::: Records for the exercise

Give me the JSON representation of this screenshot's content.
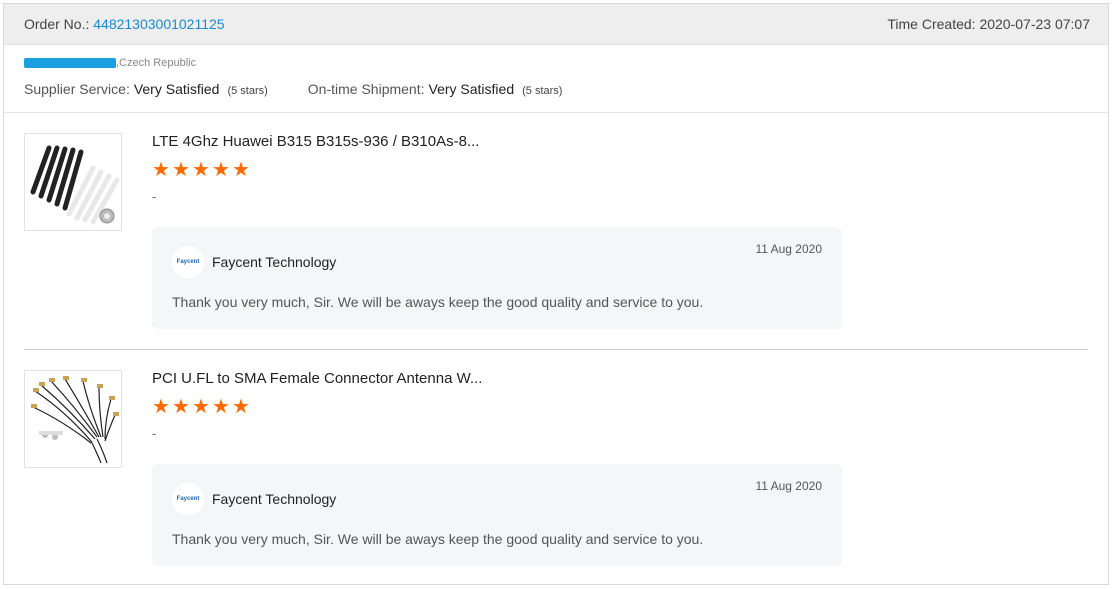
{
  "order": {
    "label": "Order No.: ",
    "number": "44821303001021125",
    "time_label": "Time Created: ",
    "time_value": "2020-07-23 07:07"
  },
  "buyer": {
    "country": ",Czech Republic",
    "supplier_service_label": "Supplier Service:",
    "supplier_service_value": "Very Satisfied",
    "supplier_service_stars": "(5 stars)",
    "shipment_label": "On-time Shipment:",
    "shipment_value": "Very Satisfied",
    "shipment_stars": "(5 stars)"
  },
  "items": [
    {
      "title": "LTE 4Ghz Huawei B315 B315s-936 / B310As-8...",
      "rating": 5,
      "comment": "-",
      "reply": {
        "avatar_text": "Faycent",
        "supplier": "Faycent Technology",
        "date": "11 Aug 2020",
        "text": "Thank you very much, Sir. We will be aways keep the good quality and service to you."
      }
    },
    {
      "title": "PCI U.FL to SMA Female Connector Antenna W...",
      "rating": 5,
      "comment": "-",
      "reply": {
        "avatar_text": "Faycent",
        "supplier": "Faycent Technology",
        "date": "11 Aug 2020",
        "text": "Thank you very much, Sir. We will be aways keep the good quality and service to you."
      }
    }
  ],
  "colors": {
    "accent": "#1a8bd1",
    "star": "#ff6a00",
    "redaction": "#1aa0e0"
  },
  "icons": {
    "star": "star-icon"
  }
}
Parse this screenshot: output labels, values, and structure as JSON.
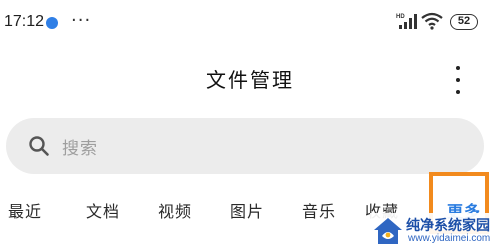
{
  "status_bar": {
    "time": "17:12",
    "more_dots": "···",
    "signal_label": "HD",
    "battery": "52",
    "app_dot_color": "#2f7fe6"
  },
  "header": {
    "title": "文件管理",
    "menu_icon": "more-vertical-icon"
  },
  "search": {
    "placeholder": "搜索",
    "icon": "search-icon"
  },
  "tabs": [
    {
      "label": "最近"
    },
    {
      "label": "文档"
    },
    {
      "label": "视频"
    },
    {
      "label": "图片"
    },
    {
      "label": "音乐"
    },
    {
      "label": "收藏"
    },
    {
      "label": "更多"
    }
  ],
  "highlight_color": "#f28a1d",
  "watermark": {
    "title": "纯净系统家园",
    "url": "www.yidaimei.com"
  }
}
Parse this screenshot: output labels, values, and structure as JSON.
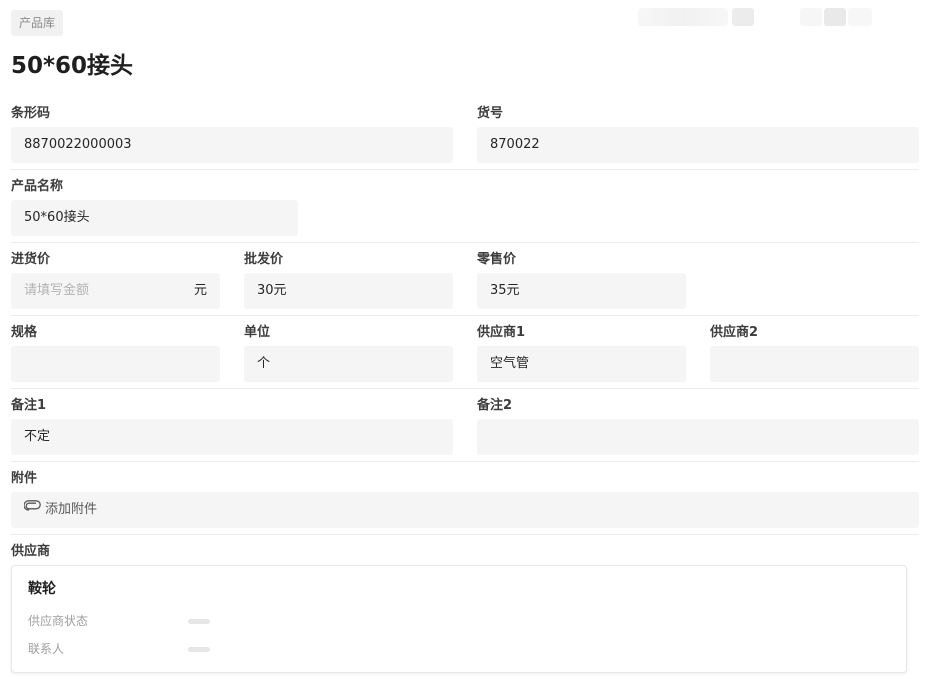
{
  "tag": "产品库",
  "title": "50*60接头",
  "fields": {
    "barcode": {
      "label": "条形码",
      "value": "8870022000003"
    },
    "item_no": {
      "label": "货号",
      "value": "870022"
    },
    "name": {
      "label": "产品名称",
      "value": "50*60接头"
    },
    "purchase_price": {
      "label": "进货价",
      "placeholder": "请填写金额",
      "unit": "元"
    },
    "wholesale_price": {
      "label": "批发价",
      "value": "30元"
    },
    "retail_price": {
      "label": "零售价",
      "value": "35元"
    },
    "spec": {
      "label": "规格",
      "value": ""
    },
    "unit": {
      "label": "单位",
      "value": "个"
    },
    "supplier1": {
      "label": "供应商1",
      "value": "空气管"
    },
    "supplier2": {
      "label": "供应商2",
      "value": ""
    },
    "remark1": {
      "label": "备注1",
      "value": "不定"
    },
    "remark2": {
      "label": "备注2",
      "value": ""
    },
    "attachment": {
      "label": "附件",
      "button": "添加附件",
      "icon": "paperclip-icon"
    }
  },
  "supplier_section": {
    "label": "供应商",
    "card": {
      "name": "鞍轮",
      "status_label": "供应商状态",
      "contact_label": "联系人"
    }
  }
}
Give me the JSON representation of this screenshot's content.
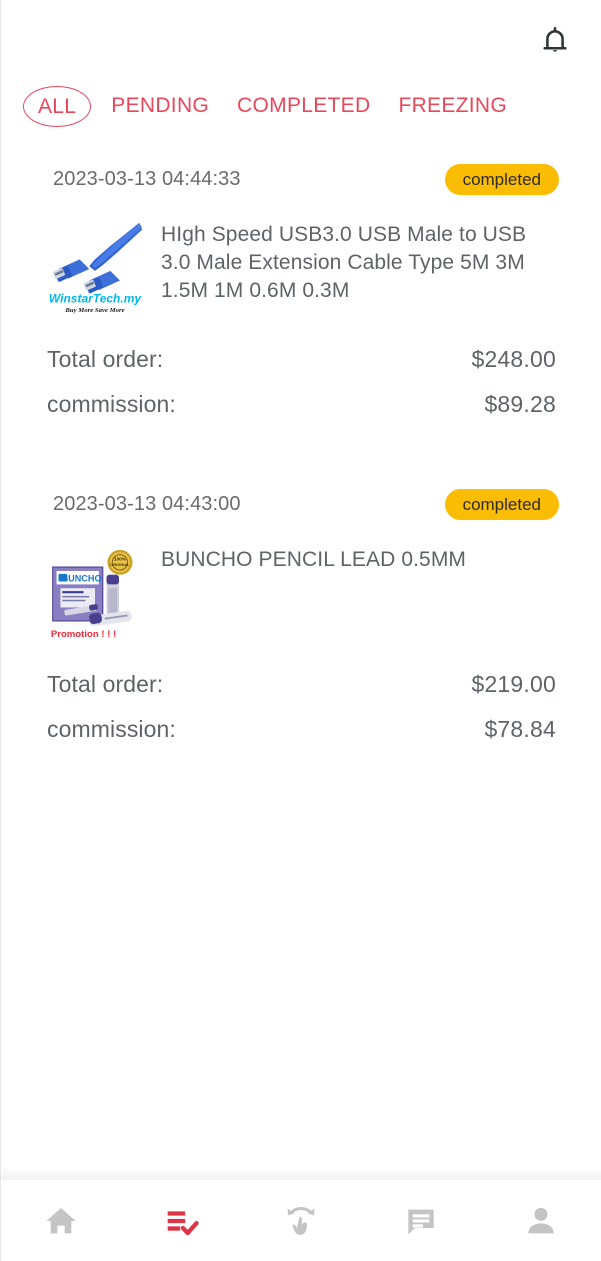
{
  "header": {
    "notification_icon": "bell-icon"
  },
  "tabs": [
    {
      "label": "ALL",
      "active": true
    },
    {
      "label": "PENDING",
      "active": false
    },
    {
      "label": "COMPLETED",
      "active": false
    },
    {
      "label": "FREEZING",
      "active": false
    }
  ],
  "labels": {
    "total_order": "Total order:",
    "commission": "commission:"
  },
  "orders": [
    {
      "date": "2023-03-13 04:44:33",
      "status": "completed",
      "title": "HIgh Speed USB3.0 USB Male to USB 3.0 Male Extension Cable Type 5M 3M 1.5M 1M 0.6M 0.3M",
      "thumbnail": "usb-cable-product-image",
      "thumbnail_brand": "WinstarTech.my",
      "thumbnail_tagline": "Buy More Save More",
      "total_order": "$248.00",
      "commission": "$89.28"
    },
    {
      "date": "2023-03-13 04:43:00",
      "status": "completed",
      "title": "BUNCHO PENCIL LEAD 0.5MM",
      "thumbnail": "buncho-pencil-lead-product-image",
      "thumbnail_brand": "BUNCHO",
      "thumbnail_tagline": "Promotion ! ! !",
      "total_order": "$219.00",
      "commission": "$78.84"
    }
  ],
  "bottom_nav": [
    {
      "icon": "home-icon",
      "active": false
    },
    {
      "icon": "order-list-check-icon",
      "active": true
    },
    {
      "icon": "swipe-gesture-icon",
      "active": false
    },
    {
      "icon": "chat-icon",
      "active": false
    },
    {
      "icon": "person-icon",
      "active": false
    }
  ],
  "colors": {
    "accent_red": "#e8485c",
    "status_amber": "#fbbc04",
    "text_gray": "#5f6368",
    "nav_inactive": "#c4c4c4"
  }
}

::::::

Without the pictures, write out the whole listing above exactly as it appears.

Give me the JSON representation of this screenshot's content.
{
  "order": {
    "label": "Order No.: ",
    "number": "44821303001021125",
    "time_label": "Time Created: ",
    "time_value": "2020-07-23 07:07"
  },
  "buyer": {
    "country": ",Czech Republic",
    "supplier_service_label": "Supplier Service:",
    "supplier_service_value": "Very Satisfied",
    "supplier_service_stars": "(5 stars)",
    "shipment_label": "On-time Shipment:",
    "shipment_value": "Very Satisfied",
    "shipment_stars": "(5 stars)"
  },
  "items": [
    {
      "title": "LTE 4Ghz Huawei B315 B315s-936 / B310As-8...",
      "rating": 5,
      "comment": "-",
      "reply": {
        "avatar_text": "Faycent",
        "supplier": "Faycent Technology",
        "date": "11 Aug 2020",
        "text": "Thank you very much, Sir. We will be aways keep the good quality and service to you."
      }
    },
    {
      "title": "PCI U.FL to SMA Female Connector Antenna W...",
      "rating": 5,
      "comment": "-",
      "reply": {
        "avatar_text": "Faycent",
        "supplier": "Faycent Technology",
        "date": "11 Aug 2020",
        "text": "Thank you very much, Sir. We will be aways keep the good quality and service to you."
      }
    }
  ],
  "colors": {
    "accent": "#1a8bd1",
    "star": "#ff6a00",
    "redaction": "#1aa0e0"
  },
  "icons": {
    "star": "star-icon"
  }
}
Parse this screenshot: output labels, values, and structure as JSON.
{
  "status_bar": {
    "time": "17:12",
    "more_dots": "···",
    "signal_label": "HD",
    "battery": "52",
    "app_dot_color": "#2f7fe6"
  },
  "header": {
    "title": "文件管理",
    "menu_icon": "more-vertical-icon"
  },
  "search": {
    "placeholder": "搜索",
    "icon": "search-icon"
  },
  "tabs": [
    {
      "label": "最近"
    },
    {
      "label": "文档"
    },
    {
      "label": "视频"
    },
    {
      "label": "图片"
    },
    {
      "label": "音乐"
    },
    {
      "label": "收藏"
    },
    {
      "label": "更多"
    }
  ],
  "highlight_color": "#f28a1d",
  "watermark": {
    "title": "纯净系统家园",
    "url": "www.yidaimei.com"
  }
}
Parse this screenshot: output labels, values, and structure as JSON.
{
  "tag": "产品库",
  "title": "50*60接头",
  "fields": {
    "barcode": {
      "label": "条形码",
      "value": "8870022000003"
    },
    "item_no": {
      "label": "货号",
      "value": "870022"
    },
    "name": {
      "label": "产品名称",
      "value": "50*60接头"
    },
    "purchase_price": {
      "label": "进货价",
      "placeholder": "请填写金额",
      "unit": "元"
    },
    "wholesale_price": {
      "label": "批发价",
      "value": "30元"
    },
    "retail_price": {
      "label": "零售价",
      "value": "35元"
    },
    "spec": {
      "label": "规格",
      "value": ""
    },
    "unit": {
      "label": "单位",
      "value": "个"
    },
    "supplier1": {
      "label": "供应商1",
      "value": "空气管"
    },
    "supplier2": {
      "label": "供应商2",
      "value": ""
    },
    "remark1": {
      "label": "备注1",
      "value": "不定"
    },
    "remark2": {
      "label": "备注2",
      "value": ""
    },
    "attachment": {
      "label": "附件",
      "button": "添加附件",
      "icon": "paperclip-icon"
    }
  },
  "supplier_section": {
    "label": "供应商",
    "card": {
      "name": "鞍轮",
      "status_label": "供应商状态",
      "contact_label": "联系人"
    }
  }
}
Give me the JSON representation of this screenshot's content.
{
  "header": {
    "notification_icon": "bell-icon"
  },
  "tabs": [
    {
      "label": "ALL",
      "active": true
    },
    {
      "label": "PENDING",
      "active": false
    },
    {
      "label": "COMPLETED",
      "active": false
    },
    {
      "label": "FREEZING",
      "active": false
    }
  ],
  "labels": {
    "total_order": "Total order:",
    "commission": "commission:"
  },
  "orders": [
    {
      "date": "2023-03-13 04:44:33",
      "status": "completed",
      "title": "HIgh Speed USB3.0 USB Male to USB 3.0 Male Extension Cable Type 5M 3M 1.5M 1M 0.6M 0.3M",
      "thumbnail": "usb-cable-product-image",
      "thumbnail_brand": "WinstarTech.my",
      "thumbnail_tagline": "Buy More Save More",
      "total_order": "$248.00",
      "commission": "$89.28"
    },
    {
      "date": "2023-03-13 04:43:00",
      "status": "completed",
      "title": "BUNCHO PENCIL LEAD 0.5MM",
      "thumbnail": "buncho-pencil-lead-product-image",
      "thumbnail_brand": "BUNCHO",
      "thumbnail_tagline": "Promotion ! ! !",
      "total_order": "$219.00",
      "commission": "$78.84"
    }
  ],
  "bottom_nav": [
    {
      "icon": "home-icon",
      "active": false
    },
    {
      "icon": "order-list-check-icon",
      "active": true
    },
    {
      "icon": "swipe-gesture-icon",
      "active": false
    },
    {
      "icon": "chat-icon",
      "active": false
    },
    {
      "icon": "person-icon",
      "active": false
    }
  ],
  "colors": {
    "accent_red": "#e8485c",
    "status_amber": "#fbbc04",
    "text_gray": "#5f6368",
    "nav_inactive": "#c4c4c4"
  }
}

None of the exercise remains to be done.